→ **Texte à lire**
*-*-*
Palais, Musées, Scuole à Venise

Scuola di San Giovanni Evangelista

Note 1 : La présentation de l'église en face se trouve ailleurs (menu guides en images des églises).

Note 2 : il existe un site très bien fait, avec une version française intéressante pour ses informations mais incomplète quant aux descriptions des œuvres exposées, ainsi qu'une documentation remise à l'entrée.

Note 3 : attention, les jours de visite de la Scuola sont contraints, et il faut aller sur le site pour les découvrir.

La Scuola Grande San Giovanni Evangelista (Saint Jean l'Evangéliste), instituée en 1261 à l'église de Sant'Aponal (Saint-Apollinaire), est transférée en 1301 à la Contrada San Stin (Saint Etienne le Confesseur), en louant des locaux appartenant à la famille Badoer situés à l'étage d'un hospice existant dédié les femmes âgées attenant à l'église. Elle fait partie des 6 Scuole Grandi de Venise définies par le Conseil des Dix en 1467, et en est la plus ancienne.

Les locaux, loués, ont subi des rénovations: les deux inscriptions placées sous le bas-relief dans le Campiello à gauche de l'entrée, avec les confrères agenouillés devant San Giovanni, indiquent que les travaux avait été commencés en 1349 et terminés en 1354.

Au cours du 15ème siècle, la Scuola accroît son importance dans Venise grâce à la donation d'une relique de la Sainte Croix en 1369 par Philippe de Mézières, Grand Chancelier du royaume de Chypre, et décide d'acheter non seulement les locaux loués à la famille Badoer, mais aussi l'hospice, pour tout remodeler l'ensemble (1414 - 1420) afin d'obtenir un siège plus conforme à ses besoins croissants et ses exigences.

Pour la relique fut réalisé un précieux reliquaire, gothique, fait de cristal de roche et d'argent doré.

Deux cycles picturaux furent demandés en 1420 à Jacopo Bellini, mais ils furent rapidement et totalement dégradés dans la dernière décennie du siècle. Gentile Bellini, fils de Jacopo, et ses collaborateurs donnèrent naissance en 1490 aux peintures des "Miracles de la relique de la Croix" pour remplacer les précédentes, pour commémorer les divers miracles accomplis à Venise par la relique et attester ainsi de l’authenticité du bois conservé. La description minutieuse de Venise et de ses notables (particulièrement les membres de la Scuola) prime sur la narration de l’événement. Gentile Bellini représenta le miracle survenu, entre 1370 et 1382, lors d’une procession de la relique jusqu’à l’église San Lorenzo. « Ce miracle, le voici, rapporte Vasari : par je ne sais quel accident, la Croix tomba du pont de la Paglia (en réalité pont San Lorenzo) dans le canal. Nombreux furent ceux qui, par révérence pour le bois de cette Croix, se jetèrent dans l’eau pour la repêcher. La volonté de Dieu fut que personne ne fut digne de la saisir, sauf le prieur de la Confrérie. On considère parfois que Bellini s’inspira d’une cérémonie commémorative de l’événement, à laquelle il aurait pu assister. On identifie alors le prieur sortant le reliquaire de l’eau à Andrea Vendramin, «Guardian grande» de la Scuola Grande San Giovanni Evangelista avant de devenir doge en 1476.
*-*-*
→ **Matériel fourni**
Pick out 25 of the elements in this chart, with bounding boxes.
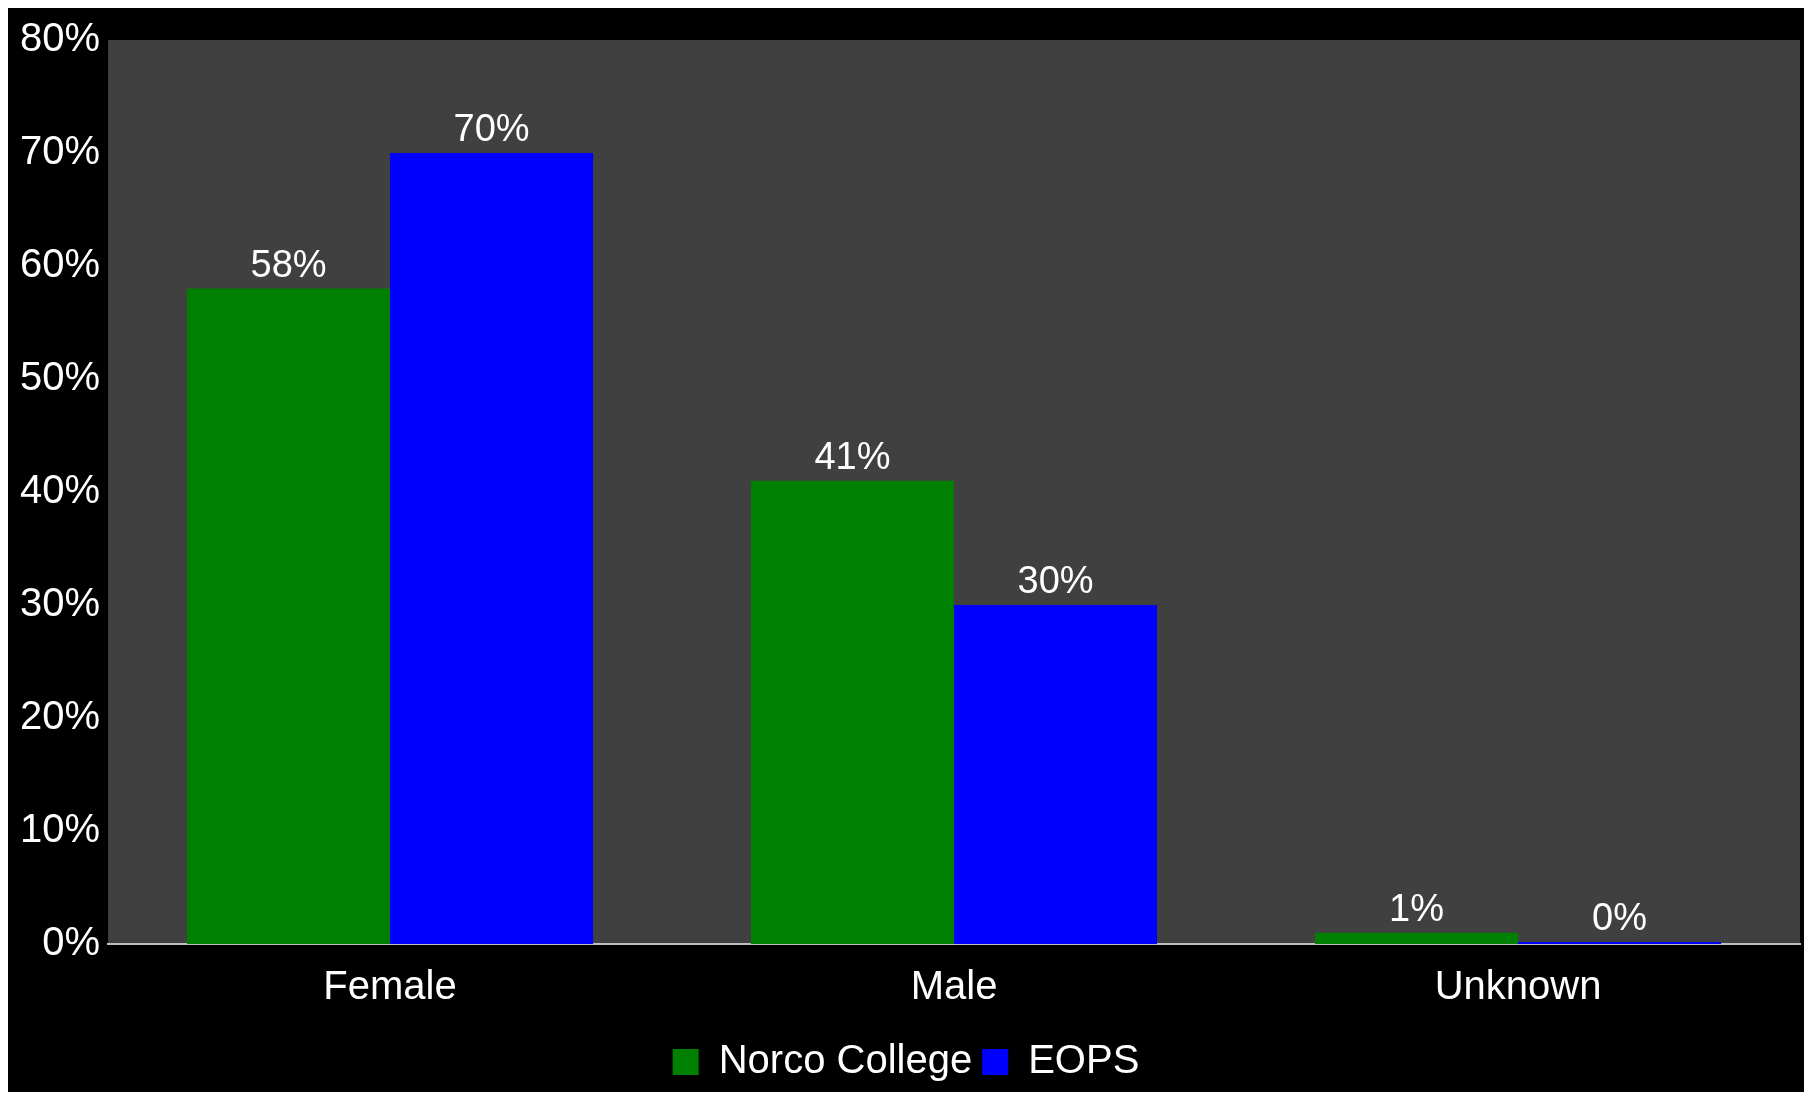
*-*-*
→ **Tâches à réaliser**
(a) Reproduisez le passage du texte sur la Scuola di San Giovanni Evangelista, de "Scuola di San" jusqu'à "pour les découvrir." inclus.
(b) D'après le texte sur la Scuola di San Giovanni Evangelista, en quelle année Philippe de Mézières a-t-il fait don de la relique de la Sainte Croix ?

→ **Solutions par tâche**
(a)
Scuola di San Giovanni Evangelista

Note 1 : La présentation de l'église en face se trouve ailleurs (menu guides en images des églises).

Note 2 : il existe un site très bien fait, avec une version française intéressante pour ses informations mais incomplète quant aux descriptions des œuvres exposées, ainsi qu'une documentation remise à l'entrée.

Note 3 : attention, les jours de visite de la Scuola sont contraints, et il faut aller sur le site pour les découvrir.

(b) En 1369.